SET TASK -> Return each line of the records holding the string "Registry".

[Dataset entries]
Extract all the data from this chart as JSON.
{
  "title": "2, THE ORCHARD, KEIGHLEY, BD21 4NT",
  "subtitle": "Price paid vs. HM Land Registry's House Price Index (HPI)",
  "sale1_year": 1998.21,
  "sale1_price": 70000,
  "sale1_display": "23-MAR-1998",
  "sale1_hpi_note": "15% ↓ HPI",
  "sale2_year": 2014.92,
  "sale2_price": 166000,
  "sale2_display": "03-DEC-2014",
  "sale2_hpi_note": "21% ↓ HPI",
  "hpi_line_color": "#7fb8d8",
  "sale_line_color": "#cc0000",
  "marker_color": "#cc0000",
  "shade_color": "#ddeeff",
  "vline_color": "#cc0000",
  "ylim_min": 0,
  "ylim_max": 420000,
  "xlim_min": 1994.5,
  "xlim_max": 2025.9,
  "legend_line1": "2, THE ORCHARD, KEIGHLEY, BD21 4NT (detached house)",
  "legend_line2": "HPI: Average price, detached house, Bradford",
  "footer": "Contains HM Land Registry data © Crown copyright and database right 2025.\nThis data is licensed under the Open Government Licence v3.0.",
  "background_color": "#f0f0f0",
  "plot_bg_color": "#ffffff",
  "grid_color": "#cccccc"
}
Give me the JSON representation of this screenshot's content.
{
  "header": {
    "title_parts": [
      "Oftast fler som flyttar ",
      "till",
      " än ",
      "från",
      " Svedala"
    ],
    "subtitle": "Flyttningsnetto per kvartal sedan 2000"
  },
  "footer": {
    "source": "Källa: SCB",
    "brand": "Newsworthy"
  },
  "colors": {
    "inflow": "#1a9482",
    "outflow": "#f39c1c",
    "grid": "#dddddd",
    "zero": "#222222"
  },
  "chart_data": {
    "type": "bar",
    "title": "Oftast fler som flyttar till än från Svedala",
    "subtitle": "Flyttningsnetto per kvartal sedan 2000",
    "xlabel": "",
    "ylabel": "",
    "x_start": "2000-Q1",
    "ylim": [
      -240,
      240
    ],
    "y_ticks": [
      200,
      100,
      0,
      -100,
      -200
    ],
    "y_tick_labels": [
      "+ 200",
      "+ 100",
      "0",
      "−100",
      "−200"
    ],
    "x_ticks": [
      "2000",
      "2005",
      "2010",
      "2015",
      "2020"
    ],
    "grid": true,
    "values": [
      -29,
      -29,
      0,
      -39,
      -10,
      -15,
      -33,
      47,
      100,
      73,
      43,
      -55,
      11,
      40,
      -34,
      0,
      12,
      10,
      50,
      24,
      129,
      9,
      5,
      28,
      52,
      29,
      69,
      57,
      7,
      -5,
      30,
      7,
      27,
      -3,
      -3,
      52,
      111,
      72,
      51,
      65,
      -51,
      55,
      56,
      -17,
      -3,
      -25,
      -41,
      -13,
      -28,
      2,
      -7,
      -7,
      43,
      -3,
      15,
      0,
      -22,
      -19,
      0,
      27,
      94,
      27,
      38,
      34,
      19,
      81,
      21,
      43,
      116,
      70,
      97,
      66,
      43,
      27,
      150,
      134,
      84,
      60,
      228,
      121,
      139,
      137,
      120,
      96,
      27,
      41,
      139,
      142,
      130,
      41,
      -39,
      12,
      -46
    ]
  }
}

EXPECTED ANSWER ->
  "subtitle": "Price paid vs. HM Land Registry's House Price Index (HPI)",
  "footer": "Contains HM Land Registry data © Crown copyright and database right 2025.\nThis data is licensed under the Open Government Licence v3.0.",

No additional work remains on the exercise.